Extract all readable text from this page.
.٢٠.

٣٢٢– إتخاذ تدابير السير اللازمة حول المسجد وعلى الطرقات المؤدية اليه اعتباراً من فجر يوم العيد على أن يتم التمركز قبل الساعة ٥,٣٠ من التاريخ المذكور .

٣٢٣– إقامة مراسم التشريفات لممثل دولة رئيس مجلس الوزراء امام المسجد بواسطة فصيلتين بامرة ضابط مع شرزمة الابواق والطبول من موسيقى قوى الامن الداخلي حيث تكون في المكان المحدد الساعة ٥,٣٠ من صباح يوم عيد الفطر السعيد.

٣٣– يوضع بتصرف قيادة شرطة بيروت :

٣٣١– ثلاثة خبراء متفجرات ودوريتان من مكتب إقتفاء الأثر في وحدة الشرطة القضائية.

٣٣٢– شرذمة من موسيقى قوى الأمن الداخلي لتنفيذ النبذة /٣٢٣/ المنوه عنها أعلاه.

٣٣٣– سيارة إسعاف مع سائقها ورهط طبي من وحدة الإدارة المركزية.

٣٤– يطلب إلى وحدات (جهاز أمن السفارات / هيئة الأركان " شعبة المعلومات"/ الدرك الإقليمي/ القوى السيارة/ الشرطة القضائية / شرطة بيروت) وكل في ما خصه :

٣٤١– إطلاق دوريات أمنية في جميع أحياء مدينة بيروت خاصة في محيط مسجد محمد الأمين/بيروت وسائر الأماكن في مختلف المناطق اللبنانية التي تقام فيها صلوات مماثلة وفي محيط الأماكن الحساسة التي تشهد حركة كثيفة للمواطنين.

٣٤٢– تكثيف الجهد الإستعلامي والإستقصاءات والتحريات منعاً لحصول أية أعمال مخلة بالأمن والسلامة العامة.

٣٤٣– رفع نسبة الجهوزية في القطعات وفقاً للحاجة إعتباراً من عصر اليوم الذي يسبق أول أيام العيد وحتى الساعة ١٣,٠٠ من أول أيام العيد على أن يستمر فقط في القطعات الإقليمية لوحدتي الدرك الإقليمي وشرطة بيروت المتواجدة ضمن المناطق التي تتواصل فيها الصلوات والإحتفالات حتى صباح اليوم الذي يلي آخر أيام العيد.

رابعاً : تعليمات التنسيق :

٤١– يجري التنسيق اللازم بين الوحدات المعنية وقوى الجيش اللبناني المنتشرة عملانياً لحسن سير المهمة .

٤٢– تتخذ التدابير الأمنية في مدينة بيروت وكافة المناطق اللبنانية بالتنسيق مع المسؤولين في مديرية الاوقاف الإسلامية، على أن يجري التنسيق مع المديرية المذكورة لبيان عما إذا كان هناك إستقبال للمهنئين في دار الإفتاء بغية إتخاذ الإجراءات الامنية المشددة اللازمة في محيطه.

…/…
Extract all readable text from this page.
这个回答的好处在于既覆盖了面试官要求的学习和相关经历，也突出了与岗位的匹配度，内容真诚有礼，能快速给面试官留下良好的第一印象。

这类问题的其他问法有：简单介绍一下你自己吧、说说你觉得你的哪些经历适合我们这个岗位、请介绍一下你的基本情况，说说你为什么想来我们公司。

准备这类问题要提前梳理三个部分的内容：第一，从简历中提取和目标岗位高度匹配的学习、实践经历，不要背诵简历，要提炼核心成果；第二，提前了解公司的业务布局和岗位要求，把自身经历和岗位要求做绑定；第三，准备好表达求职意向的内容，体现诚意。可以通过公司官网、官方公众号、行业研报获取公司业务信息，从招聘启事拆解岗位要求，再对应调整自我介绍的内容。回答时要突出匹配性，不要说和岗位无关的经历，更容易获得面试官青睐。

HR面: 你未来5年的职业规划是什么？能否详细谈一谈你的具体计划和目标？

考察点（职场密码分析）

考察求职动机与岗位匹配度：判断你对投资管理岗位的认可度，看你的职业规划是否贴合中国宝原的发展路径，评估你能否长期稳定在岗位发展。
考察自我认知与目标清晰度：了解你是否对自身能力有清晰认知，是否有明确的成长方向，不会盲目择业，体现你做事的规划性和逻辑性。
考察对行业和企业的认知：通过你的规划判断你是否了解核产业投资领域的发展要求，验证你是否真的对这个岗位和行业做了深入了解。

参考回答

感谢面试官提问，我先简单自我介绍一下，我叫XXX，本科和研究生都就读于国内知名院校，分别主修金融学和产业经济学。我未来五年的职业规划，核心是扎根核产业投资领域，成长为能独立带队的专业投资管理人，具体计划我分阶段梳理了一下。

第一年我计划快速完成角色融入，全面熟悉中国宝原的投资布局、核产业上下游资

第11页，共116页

──────

## [Required task]
Every line of the records above needs to be given again exactly.

## [Task answer]
Extract all readable text from this page.
.٢٠.

٣٢٢– إتخاذ تدابير السير اللازمة حول المسجد وعلى الطرقات المؤدية اليه اعتباراً من فجر يوم العيد على أن يتم التمركز قبل الساعة ٥,٣٠ من التاريخ المذكور .

٣٢٣– إقامة مراسم التشريفات لممثل دولة رئيس مجلس الوزراء امام المسجد بواسطة فصيلتين بامرة ضابط مع شرزمة الابواق والطبول من موسيقى قوى الامن الداخلي حيث تكون في المكان المحدد الساعة ٥,٣٠ من صباح يوم عيد الفطر السعيد.

٣٣– يوضع بتصرف قيادة شرطة بيروت :

٣٣١– ثلاثة خبراء متفجرات ودوريتان من مكتب إقتفاء الأثر في وحدة الشرطة القضائية.

٣٣٢– شرذمة من موسيقى قوى الأمن الداخلي لتنفيذ النبذة /٣٢٣/ المنوه عنها أعلاه.

٣٣٣– سيارة إسعاف مع سائقها ورهط طبي من وحدة الإدارة المركزية.

٣٤– يطلب إلى وحدات (جهاز أمن السفارات / هيئة الأركان " شعبة المعلومات"/ الدرك الإقليمي/ القوى السيارة/ الشرطة القضائية / شرطة بيروت) وكل في ما خصه :

٣٤١– إطلاق دوريات أمنية في جميع أحياء مدينة بيروت خاصة في محيط مسجد محمد الأمين/بيروت وسائر الأماكن في مختلف المناطق اللبنانية التي تقام فيها صلوات مماثلة وفي محيط الأماكن الحساسة التي تشهد حركة كثيفة للمواطنين.

٣٤٢– تكثيف الجهد الإستعلامي والإستقصاءات والتحريات منعاً لحصول أية أعمال مخلة بالأمن والسلامة العامة.

٣٤٣– رفع نسبة الجهوزية في القطعات وفقاً للحاجة إعتباراً من عصر اليوم الذي يسبق أول أيام العيد وحتى الساعة ١٣,٠٠ من أول أيام العيد على أن يستمر فقط في القطعات الإقليمية لوحدتي الدرك الإقليمي وشرطة بيروت المتواجدة ضمن المناطق التي تتواصل فيها الصلوات والإحتفالات حتى صباح اليوم الذي يلي آخر أيام العيد.

رابعاً : تعليمات التنسيق :

٤١– يجري التنسيق اللازم بين الوحدات المعنية وقوى الجيش اللبناني المنتشرة عملانياً لحسن سير المهمة .

٤٢– تتخذ التدابير الأمنية في مدينة بيروت وكافة المناطق اللبنانية بالتنسيق مع المسؤولين في مديرية الاوقاف الإسلامية، على أن يجري التنسيق مع المديرية المذكورة لبيان عما إذا كان هناك إستقبال للمهنئين في دار الإفتاء بغية إتخاذ الإجراءات الامنية المشددة اللازمة في محيطه.

…/…
Extract all readable text from this page.
这个回答的好处在于既覆盖了面试官要求的学习和相关经历，也突出了与岗位的匹配度，内容真诚有礼，能快速给面试官留下良好的第一印象。

这类问题的其他问法有：简单介绍一下你自己吧、说说你觉得你的哪些经历适合我们这个岗位、请介绍一下你的基本情况，说说你为什么想来我们公司。

准备这类问题要提前梳理三个部分的内容：第一，从简历中提取和目标岗位高度匹配的学习、实践经历，不要背诵简历，要提炼核心成果；第二，提前了解公司的业务布局和岗位要求，把自身经历和岗位要求做绑定；第三，准备好表达求职意向的内容，体现诚意。可以通过公司官网、官方公众号、行业研报获取公司业务信息，从招聘启事拆解岗位要求，再对应调整自我介绍的内容。回答时要突出匹配性，不要说和岗位无关的经历，更容易获得面试官青睐。

HR面: 你未来5年的职业规划是什么？能否详细谈一谈你的具体计划和目标？

考察点（职场密码分析）

考察求职动机与岗位匹配度：判断你对投资管理岗位的认可度，看你的职业规划是否贴合中国宝原的发展路径，评估你能否长期稳定在岗位发展。
考察自我认知与目标清晰度：了解你是否对自身能力有清晰认知，是否有明确的成长方向，不会盲目择业，体现你做事的规划性和逻辑性。
考察对行业和企业的认知：通过你的规划判断你是否了解核产业投资领域的发展要求，验证你是否真的对这个岗位和行业做了深入了解。

参考回答

感谢面试官提问，我先简单自我介绍一下，我叫XXX，本科和研究生都就读于国内知名院校，分别主修金融学和产业经济学。我未来五年的职业规划，核心是扎根核产业投资领域，成长为能独立带队的专业投资管理人，具体计划我分阶段梳理了一下。

第一年我计划快速完成角色融入，全面熟悉中国宝原的投资布局、核产业上下游资

第11页，共116页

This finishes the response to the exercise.